→ What this task involves
Pull every line holding the string "campus" from the records below.

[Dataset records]
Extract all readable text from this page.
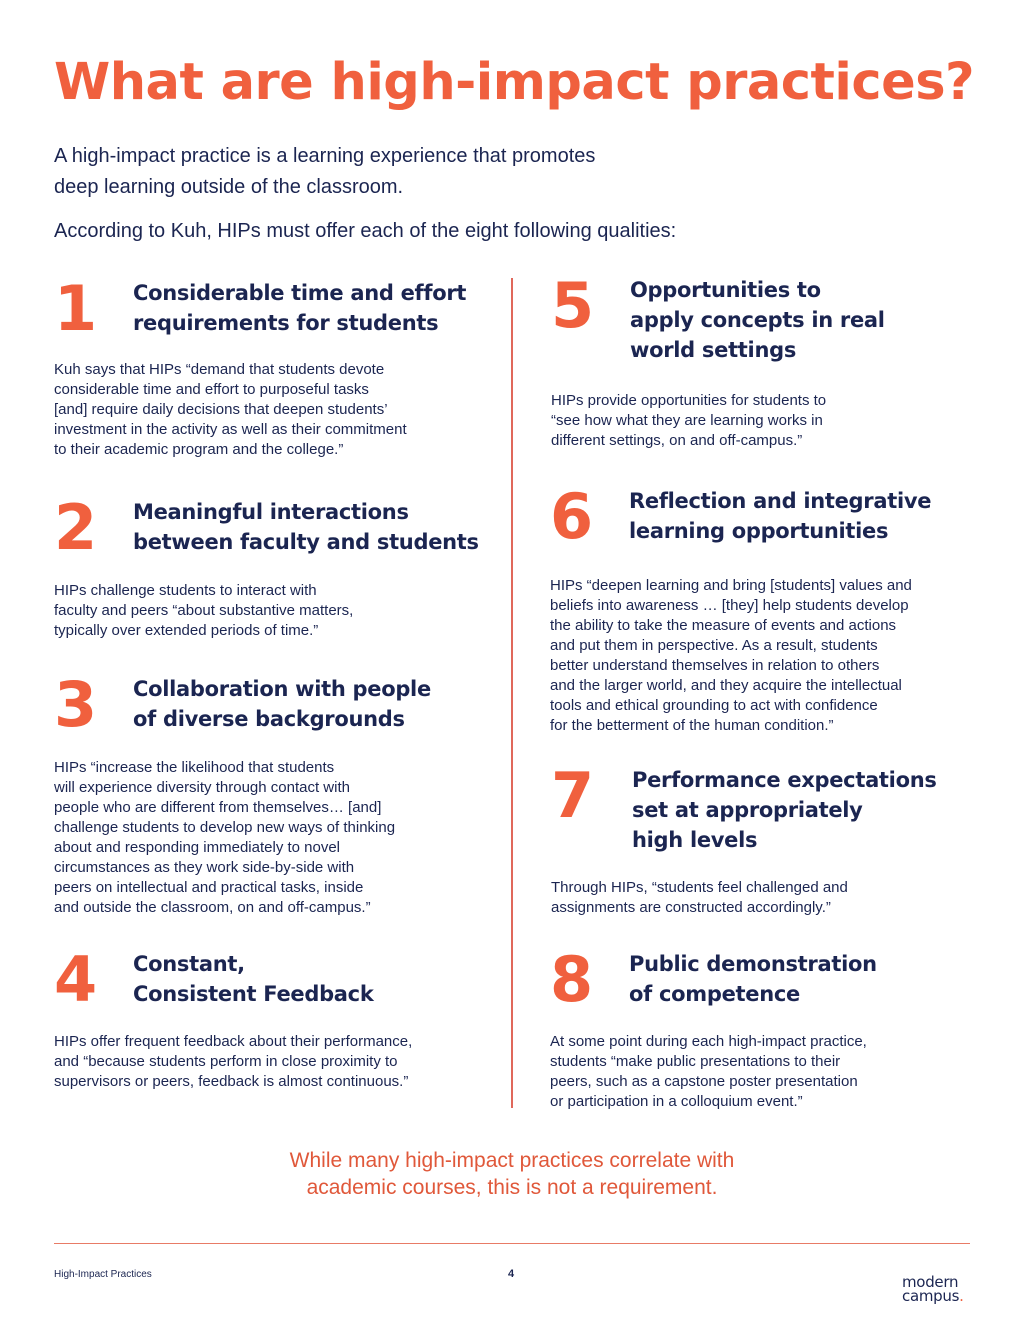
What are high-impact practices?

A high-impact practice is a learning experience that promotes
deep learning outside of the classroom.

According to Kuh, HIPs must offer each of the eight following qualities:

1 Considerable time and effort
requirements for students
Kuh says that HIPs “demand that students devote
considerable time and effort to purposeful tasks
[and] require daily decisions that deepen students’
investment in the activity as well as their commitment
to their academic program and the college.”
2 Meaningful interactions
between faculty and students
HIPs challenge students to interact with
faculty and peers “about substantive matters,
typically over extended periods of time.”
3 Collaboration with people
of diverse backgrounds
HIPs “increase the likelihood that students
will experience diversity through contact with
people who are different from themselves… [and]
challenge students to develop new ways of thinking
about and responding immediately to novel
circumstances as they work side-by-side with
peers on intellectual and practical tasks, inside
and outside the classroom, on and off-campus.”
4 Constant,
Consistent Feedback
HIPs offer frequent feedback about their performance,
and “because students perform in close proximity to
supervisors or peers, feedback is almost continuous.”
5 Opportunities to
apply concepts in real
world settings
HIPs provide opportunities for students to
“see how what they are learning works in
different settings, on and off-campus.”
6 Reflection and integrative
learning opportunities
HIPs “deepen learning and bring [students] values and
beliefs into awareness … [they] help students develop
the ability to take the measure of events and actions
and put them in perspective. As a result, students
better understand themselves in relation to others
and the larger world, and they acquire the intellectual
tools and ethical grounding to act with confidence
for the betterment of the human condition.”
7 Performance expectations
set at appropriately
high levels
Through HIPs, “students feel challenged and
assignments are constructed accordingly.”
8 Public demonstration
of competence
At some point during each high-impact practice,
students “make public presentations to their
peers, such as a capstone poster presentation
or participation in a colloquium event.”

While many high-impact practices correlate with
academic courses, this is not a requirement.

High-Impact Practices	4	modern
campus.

...

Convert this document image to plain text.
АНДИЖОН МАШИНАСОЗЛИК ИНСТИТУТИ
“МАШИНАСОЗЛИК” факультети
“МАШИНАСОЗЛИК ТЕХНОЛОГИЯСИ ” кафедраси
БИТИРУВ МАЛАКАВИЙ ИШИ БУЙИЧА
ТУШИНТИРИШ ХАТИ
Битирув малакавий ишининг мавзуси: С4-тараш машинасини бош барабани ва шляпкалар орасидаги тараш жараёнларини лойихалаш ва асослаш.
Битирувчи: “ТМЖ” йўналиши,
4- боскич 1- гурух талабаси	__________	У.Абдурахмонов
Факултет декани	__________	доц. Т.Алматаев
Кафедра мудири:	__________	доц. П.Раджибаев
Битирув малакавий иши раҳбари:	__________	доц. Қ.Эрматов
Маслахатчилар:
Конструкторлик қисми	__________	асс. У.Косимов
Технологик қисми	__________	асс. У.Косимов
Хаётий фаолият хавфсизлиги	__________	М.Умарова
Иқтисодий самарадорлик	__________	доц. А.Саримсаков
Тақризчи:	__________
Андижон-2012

→ Right answer
and outside the classroom, on and off-campus.”
different settings, on and off-campus.”
campus.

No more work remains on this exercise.